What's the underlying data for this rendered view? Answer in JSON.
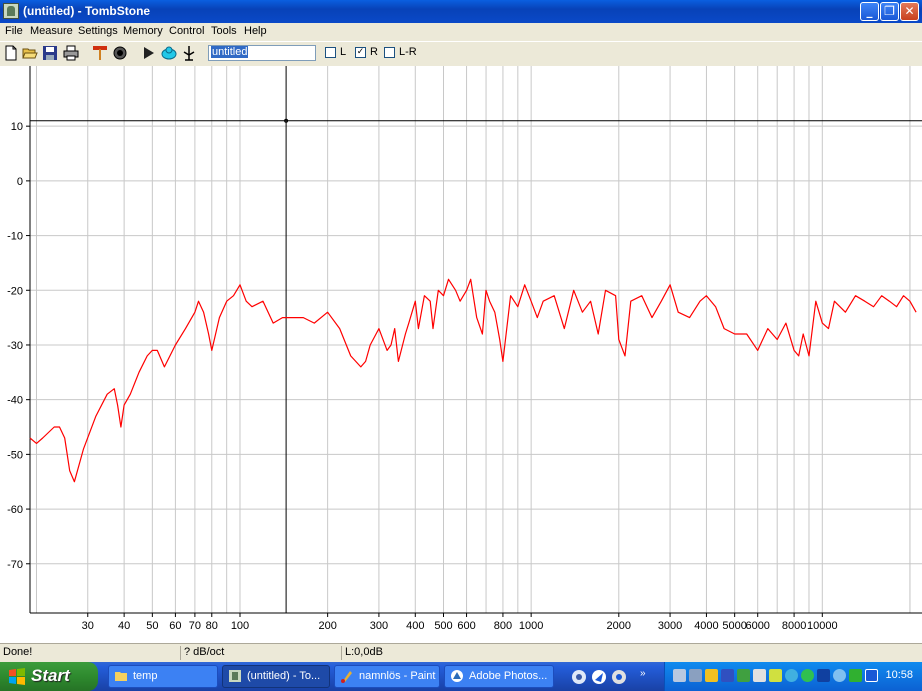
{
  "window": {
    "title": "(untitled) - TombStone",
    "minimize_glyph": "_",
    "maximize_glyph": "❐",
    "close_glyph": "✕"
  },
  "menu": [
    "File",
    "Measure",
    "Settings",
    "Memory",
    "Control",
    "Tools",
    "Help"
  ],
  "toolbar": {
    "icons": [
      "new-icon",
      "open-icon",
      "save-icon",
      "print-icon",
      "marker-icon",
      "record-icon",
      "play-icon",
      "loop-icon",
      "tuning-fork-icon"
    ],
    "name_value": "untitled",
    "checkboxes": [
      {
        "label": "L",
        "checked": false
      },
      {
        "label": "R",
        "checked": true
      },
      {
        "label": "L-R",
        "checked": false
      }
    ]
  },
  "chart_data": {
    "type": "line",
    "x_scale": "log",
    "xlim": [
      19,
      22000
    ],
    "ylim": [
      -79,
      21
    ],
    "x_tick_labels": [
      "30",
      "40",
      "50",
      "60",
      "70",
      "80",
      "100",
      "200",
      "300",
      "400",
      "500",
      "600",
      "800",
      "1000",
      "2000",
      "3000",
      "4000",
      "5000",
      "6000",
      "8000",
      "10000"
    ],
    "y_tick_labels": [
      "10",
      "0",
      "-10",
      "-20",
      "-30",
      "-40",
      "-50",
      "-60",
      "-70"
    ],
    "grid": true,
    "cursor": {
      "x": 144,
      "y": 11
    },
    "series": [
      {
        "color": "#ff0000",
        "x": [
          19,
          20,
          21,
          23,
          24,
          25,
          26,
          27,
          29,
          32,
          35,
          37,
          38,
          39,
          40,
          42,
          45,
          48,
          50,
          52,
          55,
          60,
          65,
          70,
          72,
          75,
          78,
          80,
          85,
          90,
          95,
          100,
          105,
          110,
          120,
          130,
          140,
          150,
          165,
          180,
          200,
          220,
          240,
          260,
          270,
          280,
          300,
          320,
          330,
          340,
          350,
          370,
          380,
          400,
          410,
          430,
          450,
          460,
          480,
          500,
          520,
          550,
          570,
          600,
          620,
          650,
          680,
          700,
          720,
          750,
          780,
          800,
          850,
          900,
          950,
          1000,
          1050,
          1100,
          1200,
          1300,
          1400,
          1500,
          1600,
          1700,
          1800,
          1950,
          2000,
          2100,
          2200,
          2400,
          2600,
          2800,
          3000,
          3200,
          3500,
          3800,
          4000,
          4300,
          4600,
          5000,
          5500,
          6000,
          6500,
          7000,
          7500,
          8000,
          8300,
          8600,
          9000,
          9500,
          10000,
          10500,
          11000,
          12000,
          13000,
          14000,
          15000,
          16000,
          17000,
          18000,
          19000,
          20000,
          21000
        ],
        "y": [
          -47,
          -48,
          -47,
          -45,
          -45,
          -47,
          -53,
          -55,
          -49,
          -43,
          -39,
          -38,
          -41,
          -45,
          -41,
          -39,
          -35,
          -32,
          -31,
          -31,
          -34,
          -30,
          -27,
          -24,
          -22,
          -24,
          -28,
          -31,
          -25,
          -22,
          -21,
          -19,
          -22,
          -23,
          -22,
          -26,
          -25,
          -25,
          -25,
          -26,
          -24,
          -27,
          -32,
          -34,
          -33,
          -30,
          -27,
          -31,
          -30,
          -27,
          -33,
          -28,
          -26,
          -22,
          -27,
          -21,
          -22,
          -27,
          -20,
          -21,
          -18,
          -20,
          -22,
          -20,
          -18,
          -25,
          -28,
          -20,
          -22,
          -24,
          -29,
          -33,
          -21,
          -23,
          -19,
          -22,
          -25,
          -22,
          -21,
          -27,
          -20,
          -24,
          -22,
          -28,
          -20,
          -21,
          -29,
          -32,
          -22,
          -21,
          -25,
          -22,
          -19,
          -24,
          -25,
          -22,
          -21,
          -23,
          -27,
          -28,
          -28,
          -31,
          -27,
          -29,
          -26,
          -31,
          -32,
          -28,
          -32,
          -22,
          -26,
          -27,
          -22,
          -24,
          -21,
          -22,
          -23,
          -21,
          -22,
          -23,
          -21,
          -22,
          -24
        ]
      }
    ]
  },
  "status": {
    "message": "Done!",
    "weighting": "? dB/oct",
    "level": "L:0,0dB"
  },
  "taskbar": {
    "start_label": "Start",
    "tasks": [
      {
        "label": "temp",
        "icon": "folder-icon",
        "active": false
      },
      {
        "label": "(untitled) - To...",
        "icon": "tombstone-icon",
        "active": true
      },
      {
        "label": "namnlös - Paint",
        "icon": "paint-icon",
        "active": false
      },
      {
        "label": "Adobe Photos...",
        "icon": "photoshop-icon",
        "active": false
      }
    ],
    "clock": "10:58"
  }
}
──────────
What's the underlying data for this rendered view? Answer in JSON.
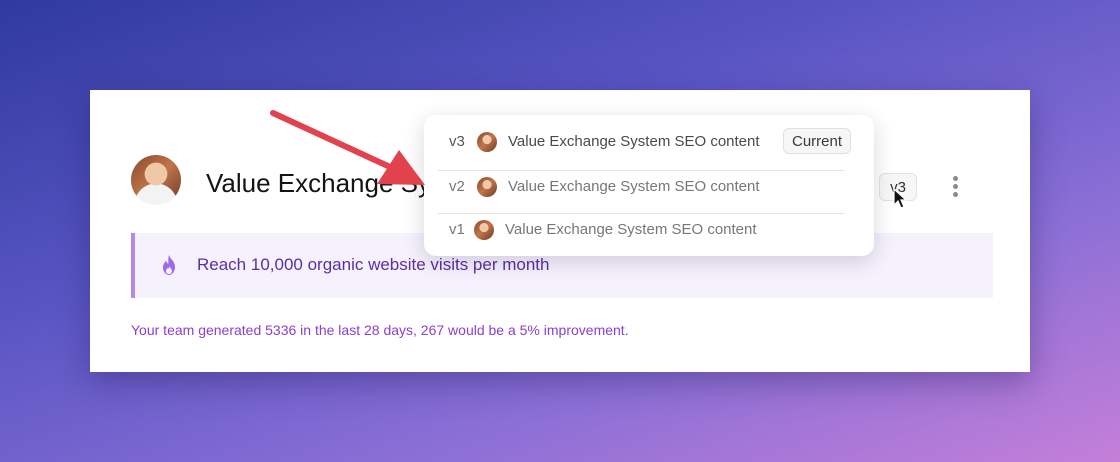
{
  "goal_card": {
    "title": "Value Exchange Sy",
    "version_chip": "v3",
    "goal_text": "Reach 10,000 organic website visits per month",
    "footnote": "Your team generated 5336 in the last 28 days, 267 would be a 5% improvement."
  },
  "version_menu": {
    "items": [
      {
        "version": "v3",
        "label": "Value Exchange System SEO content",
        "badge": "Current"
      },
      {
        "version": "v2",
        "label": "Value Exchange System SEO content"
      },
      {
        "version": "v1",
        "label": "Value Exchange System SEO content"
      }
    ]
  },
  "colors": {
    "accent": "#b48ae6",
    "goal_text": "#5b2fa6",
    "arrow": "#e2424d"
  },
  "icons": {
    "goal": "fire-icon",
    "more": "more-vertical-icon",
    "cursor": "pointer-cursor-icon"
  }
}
──────────
> **AIM OF THE EXERCISE**:
Pull every line containing the word "untitled" out of the material and copy it.

> **TASK OUTPUT**:
    "title": "(untitled) - TombStone",
    "name_value": "untitled",
        "label": "(untitled) - To...",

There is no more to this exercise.